-- SET EXERCISE --
Copy out the lines that include the word "your".

-- DATA SHOWN --
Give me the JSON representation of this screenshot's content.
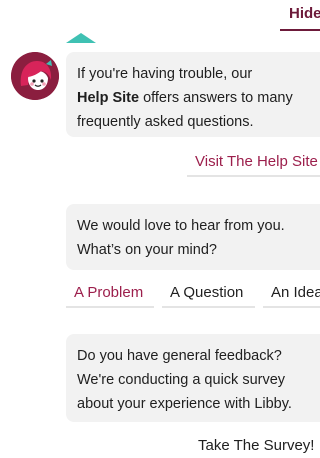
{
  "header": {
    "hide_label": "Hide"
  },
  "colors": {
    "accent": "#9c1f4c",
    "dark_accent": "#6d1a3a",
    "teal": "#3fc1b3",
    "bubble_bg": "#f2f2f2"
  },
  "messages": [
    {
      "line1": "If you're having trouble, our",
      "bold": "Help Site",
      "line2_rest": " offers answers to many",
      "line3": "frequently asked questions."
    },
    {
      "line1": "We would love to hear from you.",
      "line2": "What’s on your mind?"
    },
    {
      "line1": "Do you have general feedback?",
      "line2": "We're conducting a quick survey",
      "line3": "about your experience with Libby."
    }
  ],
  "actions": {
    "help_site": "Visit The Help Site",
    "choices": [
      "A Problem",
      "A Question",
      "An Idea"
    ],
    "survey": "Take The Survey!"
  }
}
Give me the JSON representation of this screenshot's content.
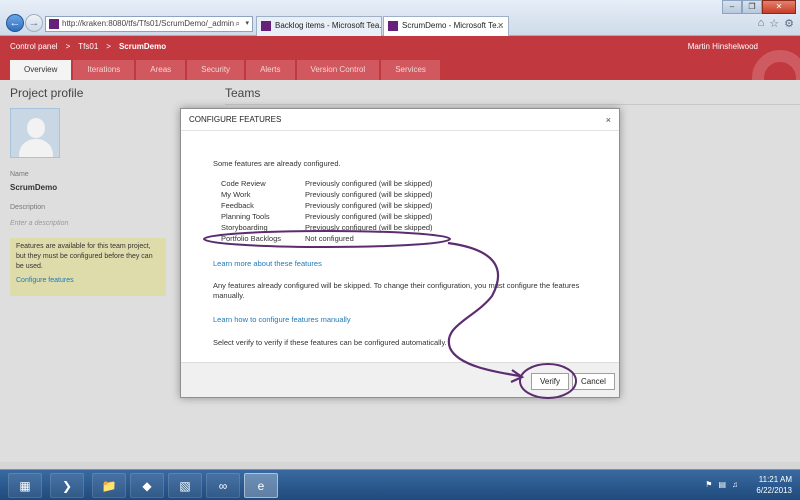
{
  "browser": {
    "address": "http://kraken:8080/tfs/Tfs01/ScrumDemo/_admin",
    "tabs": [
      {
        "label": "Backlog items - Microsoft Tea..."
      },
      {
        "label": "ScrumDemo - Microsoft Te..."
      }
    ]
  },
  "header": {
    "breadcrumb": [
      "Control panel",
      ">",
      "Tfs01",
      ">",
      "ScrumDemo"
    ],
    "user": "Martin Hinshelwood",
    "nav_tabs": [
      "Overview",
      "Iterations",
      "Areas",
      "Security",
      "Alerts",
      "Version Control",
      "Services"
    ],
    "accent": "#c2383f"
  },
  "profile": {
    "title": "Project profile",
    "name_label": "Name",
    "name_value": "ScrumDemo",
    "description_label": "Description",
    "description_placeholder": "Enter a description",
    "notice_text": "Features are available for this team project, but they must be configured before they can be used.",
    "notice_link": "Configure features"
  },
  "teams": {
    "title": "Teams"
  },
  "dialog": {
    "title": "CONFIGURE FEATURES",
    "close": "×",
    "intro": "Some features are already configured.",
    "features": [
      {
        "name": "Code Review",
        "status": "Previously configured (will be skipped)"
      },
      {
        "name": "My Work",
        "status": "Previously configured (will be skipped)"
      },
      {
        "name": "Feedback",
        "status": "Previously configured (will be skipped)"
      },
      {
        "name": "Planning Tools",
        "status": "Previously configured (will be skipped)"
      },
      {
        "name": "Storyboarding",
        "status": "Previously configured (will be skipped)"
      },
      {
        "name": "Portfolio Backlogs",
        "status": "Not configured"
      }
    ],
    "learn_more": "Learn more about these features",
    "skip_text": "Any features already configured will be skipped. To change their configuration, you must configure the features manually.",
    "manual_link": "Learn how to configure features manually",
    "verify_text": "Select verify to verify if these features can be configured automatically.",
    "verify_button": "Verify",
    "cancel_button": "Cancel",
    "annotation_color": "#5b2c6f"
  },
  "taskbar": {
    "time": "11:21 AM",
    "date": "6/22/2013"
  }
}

* * *

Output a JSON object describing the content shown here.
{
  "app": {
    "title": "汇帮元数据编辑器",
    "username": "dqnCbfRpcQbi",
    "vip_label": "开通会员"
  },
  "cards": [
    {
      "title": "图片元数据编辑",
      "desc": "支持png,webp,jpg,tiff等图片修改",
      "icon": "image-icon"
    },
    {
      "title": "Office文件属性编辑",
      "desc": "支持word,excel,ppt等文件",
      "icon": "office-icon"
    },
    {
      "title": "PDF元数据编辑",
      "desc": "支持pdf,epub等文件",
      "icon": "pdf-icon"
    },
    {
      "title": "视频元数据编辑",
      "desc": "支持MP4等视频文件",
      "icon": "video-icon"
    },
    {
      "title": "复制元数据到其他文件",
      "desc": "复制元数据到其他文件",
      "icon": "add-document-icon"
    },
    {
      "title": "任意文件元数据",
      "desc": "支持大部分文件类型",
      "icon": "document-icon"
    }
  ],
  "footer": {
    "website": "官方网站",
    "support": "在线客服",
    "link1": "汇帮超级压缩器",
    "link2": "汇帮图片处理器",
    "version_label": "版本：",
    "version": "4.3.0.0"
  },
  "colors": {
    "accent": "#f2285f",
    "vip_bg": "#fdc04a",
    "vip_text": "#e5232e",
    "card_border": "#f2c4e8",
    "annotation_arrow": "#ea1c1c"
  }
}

-- EXERCISE OUTPUT --
      "line2": "What’s on your mind?"
      "line3": "about your experience with Libby."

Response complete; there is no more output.